-------- MATERIAL SUPPLIED

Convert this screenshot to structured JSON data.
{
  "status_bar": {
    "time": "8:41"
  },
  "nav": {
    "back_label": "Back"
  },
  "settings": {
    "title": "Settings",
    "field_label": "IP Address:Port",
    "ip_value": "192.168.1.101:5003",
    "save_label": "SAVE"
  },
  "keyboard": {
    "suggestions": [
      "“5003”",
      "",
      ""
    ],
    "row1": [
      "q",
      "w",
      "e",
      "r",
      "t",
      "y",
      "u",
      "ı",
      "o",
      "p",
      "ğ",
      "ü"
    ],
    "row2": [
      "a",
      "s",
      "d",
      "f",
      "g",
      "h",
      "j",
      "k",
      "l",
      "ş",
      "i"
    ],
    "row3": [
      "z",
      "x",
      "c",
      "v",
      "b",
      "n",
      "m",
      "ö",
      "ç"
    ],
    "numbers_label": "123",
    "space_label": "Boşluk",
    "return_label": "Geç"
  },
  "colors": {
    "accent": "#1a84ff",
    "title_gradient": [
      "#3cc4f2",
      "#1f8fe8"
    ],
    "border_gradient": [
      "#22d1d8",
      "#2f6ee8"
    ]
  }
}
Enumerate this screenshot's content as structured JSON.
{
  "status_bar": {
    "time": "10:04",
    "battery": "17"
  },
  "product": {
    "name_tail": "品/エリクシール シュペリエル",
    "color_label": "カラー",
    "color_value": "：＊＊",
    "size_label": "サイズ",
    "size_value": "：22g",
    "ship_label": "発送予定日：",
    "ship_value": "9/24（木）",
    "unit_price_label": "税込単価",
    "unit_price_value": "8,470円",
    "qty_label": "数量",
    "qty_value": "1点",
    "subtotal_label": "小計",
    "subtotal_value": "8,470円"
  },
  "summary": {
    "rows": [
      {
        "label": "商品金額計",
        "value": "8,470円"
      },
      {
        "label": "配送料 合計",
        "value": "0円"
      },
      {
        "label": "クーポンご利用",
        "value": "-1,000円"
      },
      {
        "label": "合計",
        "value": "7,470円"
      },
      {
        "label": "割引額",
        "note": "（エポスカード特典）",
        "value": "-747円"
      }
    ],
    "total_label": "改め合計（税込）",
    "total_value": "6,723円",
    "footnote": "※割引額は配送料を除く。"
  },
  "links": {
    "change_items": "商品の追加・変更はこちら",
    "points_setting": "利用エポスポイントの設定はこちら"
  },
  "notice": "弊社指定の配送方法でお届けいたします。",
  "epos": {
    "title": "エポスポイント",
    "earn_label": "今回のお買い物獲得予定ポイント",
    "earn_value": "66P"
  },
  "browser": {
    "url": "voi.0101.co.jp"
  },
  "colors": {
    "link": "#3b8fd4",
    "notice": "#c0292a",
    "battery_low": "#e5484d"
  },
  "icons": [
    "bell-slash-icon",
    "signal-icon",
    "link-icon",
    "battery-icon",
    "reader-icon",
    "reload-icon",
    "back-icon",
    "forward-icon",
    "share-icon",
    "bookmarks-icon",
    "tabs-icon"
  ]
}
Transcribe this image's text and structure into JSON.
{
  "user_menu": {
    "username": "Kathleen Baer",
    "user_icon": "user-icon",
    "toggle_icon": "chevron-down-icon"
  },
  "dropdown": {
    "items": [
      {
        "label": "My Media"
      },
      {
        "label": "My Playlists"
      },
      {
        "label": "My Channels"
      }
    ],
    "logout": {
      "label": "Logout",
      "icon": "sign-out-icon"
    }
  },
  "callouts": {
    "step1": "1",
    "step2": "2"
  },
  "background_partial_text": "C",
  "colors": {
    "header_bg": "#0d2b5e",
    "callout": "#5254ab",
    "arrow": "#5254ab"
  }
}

----------------

Find the line with "Transcribe this image's" in the listing above, then write out that line and each remaining line exactly, with no other text.

Transcribe this image's text and structure into JSON.
{
  "user_menu": {
    "username": "Kathleen Baer",
    "user_icon": "user-icon",
    "toggle_icon": "chevron-down-icon"
  },
  "dropdown": {
    "items": [
      {
        "label": "My Media"
      },
      {
        "label": "My Playlists"
      },
      {
        "label": "My Channels"
      }
    ],
    "logout": {
      "label": "Logout",
      "icon": "sign-out-icon"
    }
  },
  "callouts": {
    "step1": "1",
    "step2": "2"
  },
  "background_partial_text": "C",
  "colors": {
    "header_bg": "#0d2b5e",
    "callout": "#5254ab",
    "arrow": "#5254ab"
  }
}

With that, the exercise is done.